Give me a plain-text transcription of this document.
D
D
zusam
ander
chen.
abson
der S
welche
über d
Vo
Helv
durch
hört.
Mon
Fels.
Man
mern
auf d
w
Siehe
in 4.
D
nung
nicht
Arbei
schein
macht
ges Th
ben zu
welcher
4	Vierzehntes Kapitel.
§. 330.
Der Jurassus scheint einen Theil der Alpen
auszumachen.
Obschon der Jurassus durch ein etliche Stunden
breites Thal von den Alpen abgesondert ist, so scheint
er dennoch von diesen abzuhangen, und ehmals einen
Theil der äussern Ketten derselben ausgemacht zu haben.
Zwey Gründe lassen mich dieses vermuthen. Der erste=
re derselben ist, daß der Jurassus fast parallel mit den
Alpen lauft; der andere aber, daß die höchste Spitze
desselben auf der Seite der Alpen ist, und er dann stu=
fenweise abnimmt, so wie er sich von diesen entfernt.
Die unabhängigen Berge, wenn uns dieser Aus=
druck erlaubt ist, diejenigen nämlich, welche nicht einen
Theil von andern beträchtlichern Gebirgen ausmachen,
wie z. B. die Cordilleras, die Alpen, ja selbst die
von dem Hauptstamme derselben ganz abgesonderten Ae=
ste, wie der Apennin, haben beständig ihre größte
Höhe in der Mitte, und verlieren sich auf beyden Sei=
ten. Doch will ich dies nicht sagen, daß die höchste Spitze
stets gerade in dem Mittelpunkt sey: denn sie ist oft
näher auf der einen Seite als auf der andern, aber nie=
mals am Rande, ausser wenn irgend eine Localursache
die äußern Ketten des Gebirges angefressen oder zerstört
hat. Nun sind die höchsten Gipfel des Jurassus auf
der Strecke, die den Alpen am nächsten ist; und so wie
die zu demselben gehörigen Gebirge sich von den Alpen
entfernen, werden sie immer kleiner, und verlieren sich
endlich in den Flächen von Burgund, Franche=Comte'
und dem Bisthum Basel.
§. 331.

Task instructions: The records above should all be quoted exactly, please.

Response:
Give me a plain-text transcription of this document.
D
D
zusam
ander
chen.
abson
der S
welche
über d
Vo
Helv
durch
hört.
Mon
Fels.
Man
mern
auf d
w
Siehe
in 4.
D
nung
nicht
Arbei
schein
macht
ges Th
ben zu
welcher
4	Vierzehntes Kapitel.
§. 330.
Der Jurassus scheint einen Theil der Alpen
auszumachen.
Obschon der Jurassus durch ein etliche Stunden
breites Thal von den Alpen abgesondert ist, so scheint
er dennoch von diesen abzuhangen, und ehmals einen
Theil der äussern Ketten derselben ausgemacht zu haben.
Zwey Gründe lassen mich dieses vermuthen. Der erste=
re derselben ist, daß der Jurassus fast parallel mit den
Alpen lauft; der andere aber, daß die höchste Spitze
desselben auf der Seite der Alpen ist, und er dann stu=
fenweise abnimmt, so wie er sich von diesen entfernt.
Die unabhängigen Berge, wenn uns dieser Aus=
druck erlaubt ist, diejenigen nämlich, welche nicht einen
Theil von andern beträchtlichern Gebirgen ausmachen,
wie z. B. die Cordilleras, die Alpen, ja selbst die
von dem Hauptstamme derselben ganz abgesonderten Ae=
ste, wie der Apennin, haben beständig ihre größte
Höhe in der Mitte, und verlieren sich auf beyden Sei=
ten. Doch will ich dies nicht sagen, daß die höchste Spitze
stets gerade in dem Mittelpunkt sey: denn sie ist oft
näher auf der einen Seite als auf der andern, aber nie=
mals am Rande, ausser wenn irgend eine Localursache
die äußern Ketten des Gebirges angefressen oder zerstört
hat. Nun sind die höchsten Gipfel des Jurassus auf
der Strecke, die den Alpen am nächsten ist; und so wie
die zu demselben gehörigen Gebirge sich von den Alpen
entfernen, werden sie immer kleiner, und verlieren sich
endlich in den Flächen von Burgund, Franche=Comte'
und dem Bisthum Basel.
§. 331.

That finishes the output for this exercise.